List all lines in the material below that contain "Bu₃GeH".

_SUPPLIED RECORDS:_
====

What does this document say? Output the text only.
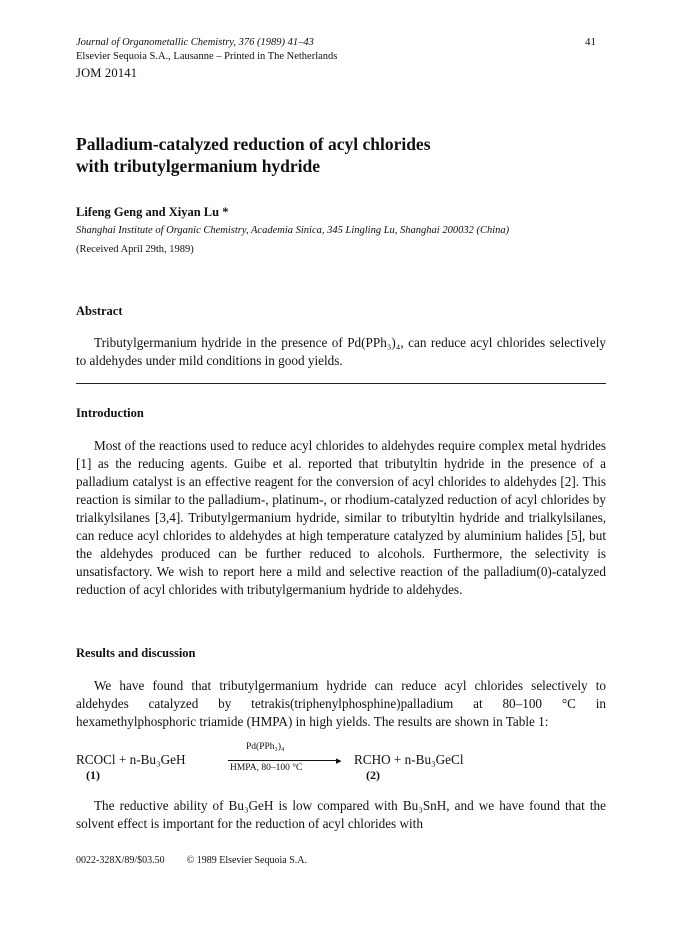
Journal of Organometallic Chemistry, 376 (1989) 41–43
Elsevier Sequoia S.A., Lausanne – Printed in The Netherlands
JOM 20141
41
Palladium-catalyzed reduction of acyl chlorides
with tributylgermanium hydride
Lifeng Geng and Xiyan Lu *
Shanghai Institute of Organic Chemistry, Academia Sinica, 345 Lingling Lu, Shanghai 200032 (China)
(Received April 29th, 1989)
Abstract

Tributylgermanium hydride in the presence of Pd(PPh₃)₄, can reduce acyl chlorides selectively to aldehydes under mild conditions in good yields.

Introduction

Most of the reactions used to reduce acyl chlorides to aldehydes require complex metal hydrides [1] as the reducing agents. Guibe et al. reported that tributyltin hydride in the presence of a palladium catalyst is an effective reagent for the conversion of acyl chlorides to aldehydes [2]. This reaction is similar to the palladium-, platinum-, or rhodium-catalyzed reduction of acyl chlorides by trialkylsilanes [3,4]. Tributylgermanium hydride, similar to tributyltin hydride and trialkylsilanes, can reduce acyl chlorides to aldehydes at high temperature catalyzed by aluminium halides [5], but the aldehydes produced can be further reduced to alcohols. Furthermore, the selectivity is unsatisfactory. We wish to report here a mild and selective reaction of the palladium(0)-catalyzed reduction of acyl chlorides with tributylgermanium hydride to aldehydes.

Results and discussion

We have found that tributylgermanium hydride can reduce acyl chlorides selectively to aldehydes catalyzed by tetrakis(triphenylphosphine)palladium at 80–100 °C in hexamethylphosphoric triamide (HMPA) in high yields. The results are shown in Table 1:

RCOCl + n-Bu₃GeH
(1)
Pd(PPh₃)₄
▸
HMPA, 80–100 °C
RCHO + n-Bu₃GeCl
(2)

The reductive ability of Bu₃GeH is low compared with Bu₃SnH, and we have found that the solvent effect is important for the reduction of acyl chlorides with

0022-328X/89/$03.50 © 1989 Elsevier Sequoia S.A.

====

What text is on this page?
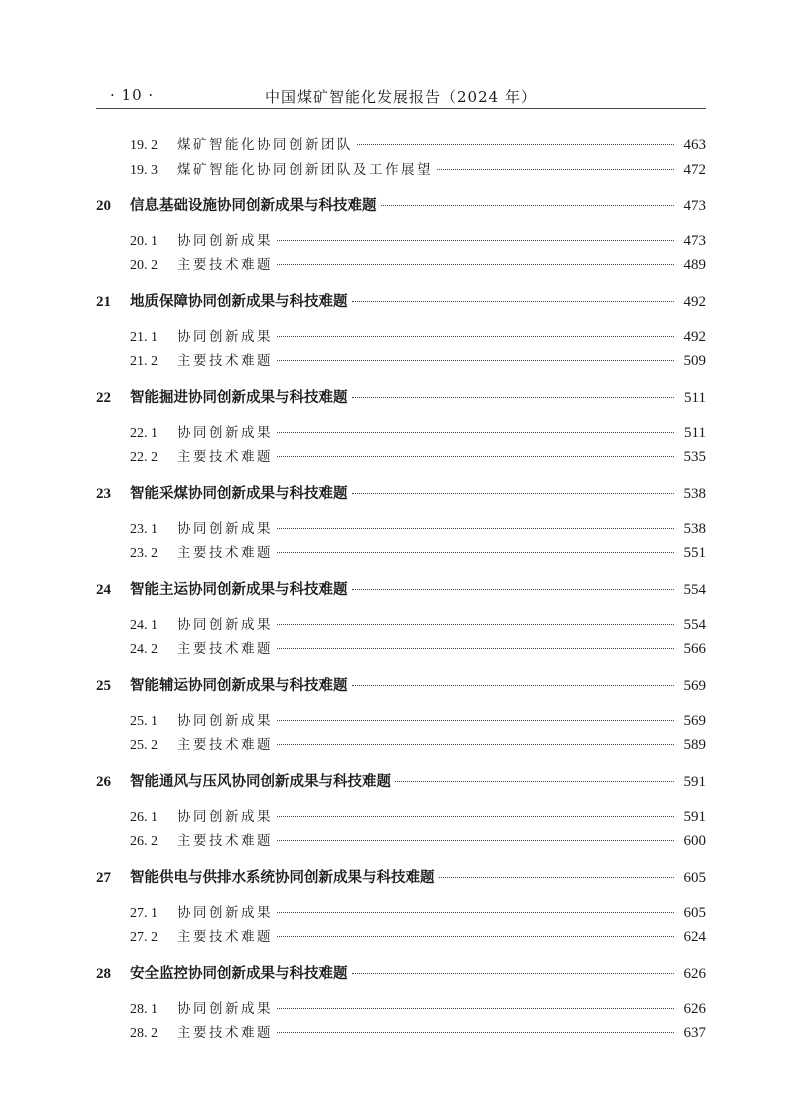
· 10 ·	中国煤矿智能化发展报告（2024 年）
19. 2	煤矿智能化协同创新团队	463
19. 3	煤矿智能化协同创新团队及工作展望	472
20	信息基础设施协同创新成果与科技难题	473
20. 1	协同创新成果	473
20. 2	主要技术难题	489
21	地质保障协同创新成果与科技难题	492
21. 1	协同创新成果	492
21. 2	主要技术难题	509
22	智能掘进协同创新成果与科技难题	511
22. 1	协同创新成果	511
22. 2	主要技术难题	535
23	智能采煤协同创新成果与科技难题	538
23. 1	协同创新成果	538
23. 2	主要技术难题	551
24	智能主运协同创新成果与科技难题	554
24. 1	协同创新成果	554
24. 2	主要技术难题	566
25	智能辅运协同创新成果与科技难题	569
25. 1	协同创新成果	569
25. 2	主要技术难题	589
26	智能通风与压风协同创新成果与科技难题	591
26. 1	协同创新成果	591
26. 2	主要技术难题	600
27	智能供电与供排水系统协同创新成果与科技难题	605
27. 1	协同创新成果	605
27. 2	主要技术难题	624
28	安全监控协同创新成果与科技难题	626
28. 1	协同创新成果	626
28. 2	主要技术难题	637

====

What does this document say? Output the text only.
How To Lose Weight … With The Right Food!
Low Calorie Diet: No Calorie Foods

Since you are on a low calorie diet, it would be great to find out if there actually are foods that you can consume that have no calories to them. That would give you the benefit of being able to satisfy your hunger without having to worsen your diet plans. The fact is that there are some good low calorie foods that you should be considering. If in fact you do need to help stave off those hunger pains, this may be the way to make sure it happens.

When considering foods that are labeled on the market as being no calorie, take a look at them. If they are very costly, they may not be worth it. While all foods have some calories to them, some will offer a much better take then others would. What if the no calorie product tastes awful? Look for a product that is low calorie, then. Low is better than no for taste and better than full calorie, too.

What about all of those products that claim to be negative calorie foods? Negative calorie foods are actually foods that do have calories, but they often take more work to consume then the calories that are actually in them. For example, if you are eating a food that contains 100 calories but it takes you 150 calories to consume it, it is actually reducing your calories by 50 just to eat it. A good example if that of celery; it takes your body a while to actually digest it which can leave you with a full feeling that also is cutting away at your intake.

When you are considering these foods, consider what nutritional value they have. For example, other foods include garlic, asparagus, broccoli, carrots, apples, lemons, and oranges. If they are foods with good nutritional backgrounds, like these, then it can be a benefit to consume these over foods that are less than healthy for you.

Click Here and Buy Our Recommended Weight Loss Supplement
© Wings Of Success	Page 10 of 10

====

_ANSWER:_
RCOCl + n-Bu₃GeH
The reductive ability of Bu₃GeH is low compared with Bu₃SnH, and we have found that the solvent effect is important for the reduction of acyl chlorides with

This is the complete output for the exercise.